Given instruction:
Print the listing in its entirety and exactly, leaving out images.

● ● ● ● ●

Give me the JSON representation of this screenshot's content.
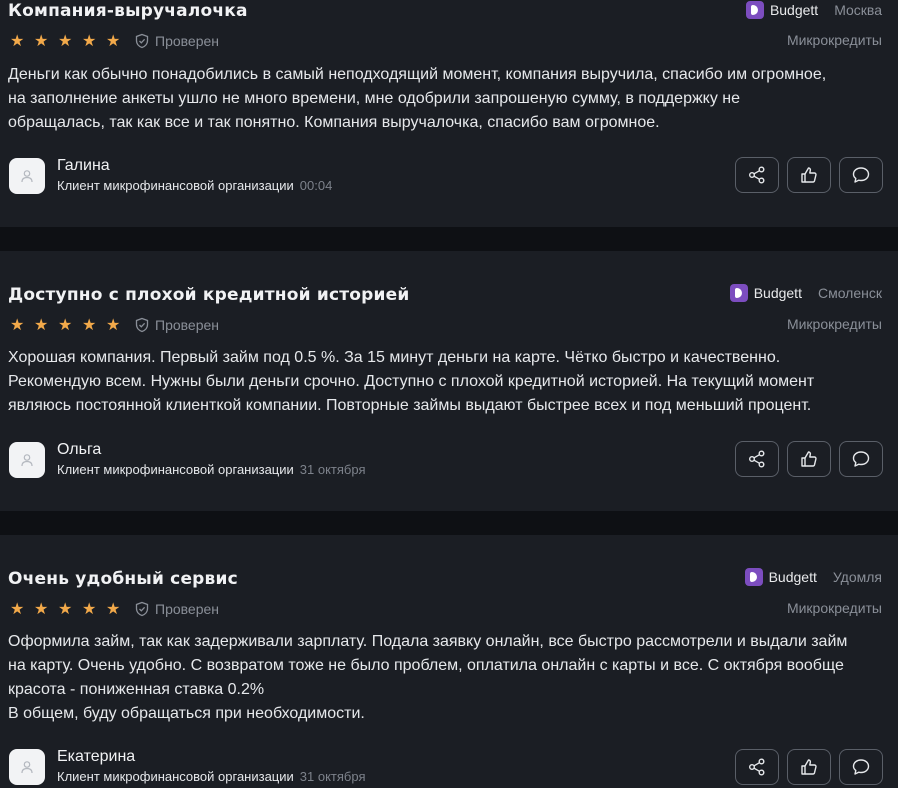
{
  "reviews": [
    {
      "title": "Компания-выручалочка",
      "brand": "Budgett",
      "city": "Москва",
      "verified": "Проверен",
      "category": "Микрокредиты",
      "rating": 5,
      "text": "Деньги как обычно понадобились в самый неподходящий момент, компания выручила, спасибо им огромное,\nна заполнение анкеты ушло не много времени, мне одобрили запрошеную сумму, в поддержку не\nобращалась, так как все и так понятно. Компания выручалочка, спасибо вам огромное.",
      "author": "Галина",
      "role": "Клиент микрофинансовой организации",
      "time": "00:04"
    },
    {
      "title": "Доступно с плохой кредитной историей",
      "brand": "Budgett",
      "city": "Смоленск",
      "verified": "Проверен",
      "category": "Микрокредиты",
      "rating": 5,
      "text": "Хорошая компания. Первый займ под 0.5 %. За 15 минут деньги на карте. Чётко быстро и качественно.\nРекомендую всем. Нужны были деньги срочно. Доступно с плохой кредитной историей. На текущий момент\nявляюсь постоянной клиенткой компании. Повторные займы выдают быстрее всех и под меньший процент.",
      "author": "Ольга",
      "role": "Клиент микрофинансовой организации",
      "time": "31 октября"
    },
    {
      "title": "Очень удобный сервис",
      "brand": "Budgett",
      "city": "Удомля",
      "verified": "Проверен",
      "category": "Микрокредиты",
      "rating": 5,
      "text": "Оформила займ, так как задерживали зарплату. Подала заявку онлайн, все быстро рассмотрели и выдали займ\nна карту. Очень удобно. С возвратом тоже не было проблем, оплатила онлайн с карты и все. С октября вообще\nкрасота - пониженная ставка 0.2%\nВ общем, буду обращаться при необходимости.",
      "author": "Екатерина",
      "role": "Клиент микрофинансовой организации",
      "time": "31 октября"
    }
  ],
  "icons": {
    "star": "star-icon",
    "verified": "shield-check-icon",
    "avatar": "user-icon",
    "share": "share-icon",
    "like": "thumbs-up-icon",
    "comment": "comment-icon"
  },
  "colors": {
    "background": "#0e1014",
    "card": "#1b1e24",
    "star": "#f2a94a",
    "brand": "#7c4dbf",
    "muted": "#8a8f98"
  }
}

● ● ● ● ●

The result:
Give me the JSON representation of this screenshot's content.
{
  "reviews": [
    {
      "title": "Компания-выручалочка",
      "brand": "Budgett",
      "city": "Москва",
      "verified": "Проверен",
      "category": "Микрокредиты",
      "rating": 5,
      "text": "Деньги как обычно понадобились в самый неподходящий момент, компания выручила, спасибо им огромное,\nна заполнение анкеты ушло не много времени, мне одобрили запрошеную сумму, в поддержку не\nобращалась, так как все и так понятно. Компания выручалочка, спасибо вам огромное.",
      "author": "Галина",
      "role": "Клиент микрофинансовой организации",
      "time": "00:04"
    },
    {
      "title": "Доступно с плохой кредитной историей",
      "brand": "Budgett",
      "city": "Смоленск",
      "verified": "Проверен",
      "category": "Микрокредиты",
      "rating": 5,
      "text": "Хорошая компания. Первый займ под 0.5 %. За 15 минут деньги на карте. Чётко быстро и качественно.\nРекомендую всем. Нужны были деньги срочно. Доступно с плохой кредитной историей. На текущий момент\nявляюсь постоянной клиенткой компании. Повторные займы выдают быстрее всех и под меньший процент.",
      "author": "Ольга",
      "role": "Клиент микрофинансовой организации",
      "time": "31 октября"
    },
    {
      "title": "Очень удобный сервис",
      "brand": "Budgett",
      "city": "Удомля",
      "verified": "Проверен",
      "category": "Микрокредиты",
      "rating": 5,
      "text": "Оформила займ, так как задерживали зарплату. Подала заявку онлайн, все быстро рассмотрели и выдали займ\nна карту. Очень удобно. С возвратом тоже не было проблем, оплатила онлайн с карты и все. С октября вообще\nкрасота - пониженная ставка 0.2%\nВ общем, буду обращаться при необходимости.",
      "author": "Екатерина",
      "role": "Клиент микрофинансовой организации",
      "time": "31 октября"
    }
  ],
  "icons": {
    "star": "star-icon",
    "verified": "shield-check-icon",
    "avatar": "user-icon",
    "share": "share-icon",
    "like": "thumbs-up-icon",
    "comment": "comment-icon"
  },
  "colors": {
    "background": "#0e1014",
    "card": "#1b1e24",
    "star": "#f2a94a",
    "brand": "#7c4dbf",
    "muted": "#8a8f98"
  }
}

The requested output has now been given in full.